WHAT YOU SHOULD DO:
Extract each line of the material that follows exactly and omit its pictures.
* begin AVAILABLE RECORDS *
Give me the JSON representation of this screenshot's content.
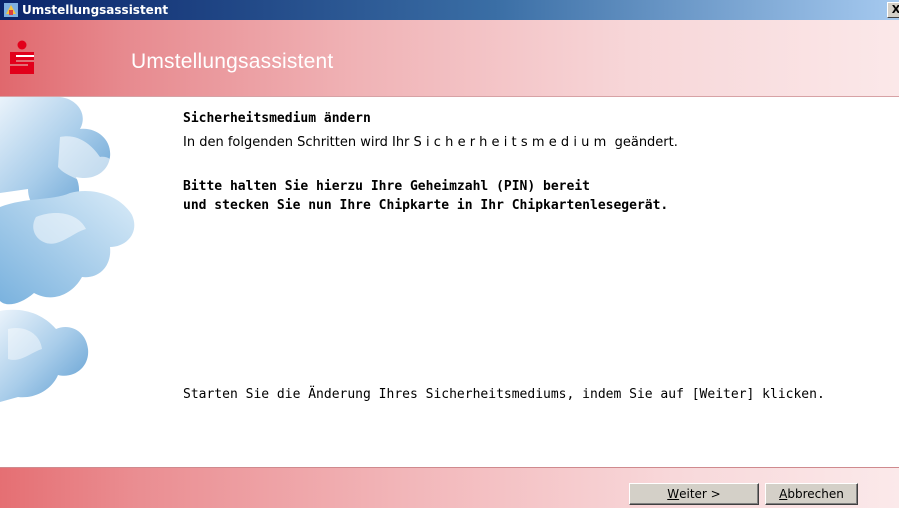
{
  "window": {
    "title": "Umstellungsassistent",
    "close_glyph": "X"
  },
  "header": {
    "title": "Umstellungsassistent",
    "logo_icon": "sparkasse-logo-icon",
    "accent_color": "#e0686d"
  },
  "content": {
    "section_title": "Sicherheitsmedium ändern",
    "intro_prefix": "In den folgenden Schritten wird Ihr ",
    "intro_emphasis": "Sicherheitsmedium",
    "intro_suffix": " geändert.",
    "instruction_line_1": "Bitte halten Sie hierzu Ihre Geheimzahl (PIN) bereit",
    "instruction_line_2": "und stecken Sie nun Ihre Chipkarte in Ihr Chipkartenlesegerät.",
    "start_hint": "Starten Sie die Änderung Ihres Sicherheitsmediums, indem Sie auf [Weiter] klicken."
  },
  "footer": {
    "next_mnemonic": "W",
    "next_rest": "eiter >",
    "cancel_mnemonic": "A",
    "cancel_rest": "bbrechen"
  }
}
* end AVAILABLE RECORDS *
FULL ANSWER:
Give me the JSON representation of this screenshot's content.
{
  "window": {
    "title": "Umstellungsassistent",
    "close_glyph": "X"
  },
  "header": {
    "title": "Umstellungsassistent",
    "logo_icon": "sparkasse-logo-icon",
    "accent_color": "#e0686d"
  },
  "content": {
    "section_title": "Sicherheitsmedium ändern",
    "intro_prefix": "In den folgenden Schritten wird Ihr ",
    "intro_emphasis": "Sicherheitsmedium",
    "intro_suffix": " geändert.",
    "instruction_line_1": "Bitte halten Sie hierzu Ihre Geheimzahl (PIN) bereit",
    "instruction_line_2": "und stecken Sie nun Ihre Chipkarte in Ihr Chipkartenlesegerät.",
    "start_hint": "Starten Sie die Änderung Ihres Sicherheitsmediums, indem Sie auf [Weiter] klicken."
  },
  "footer": {
    "next_mnemonic": "W",
    "next_rest": "eiter >",
    "cancel_mnemonic": "A",
    "cancel_rest": "bbrechen"
  }
}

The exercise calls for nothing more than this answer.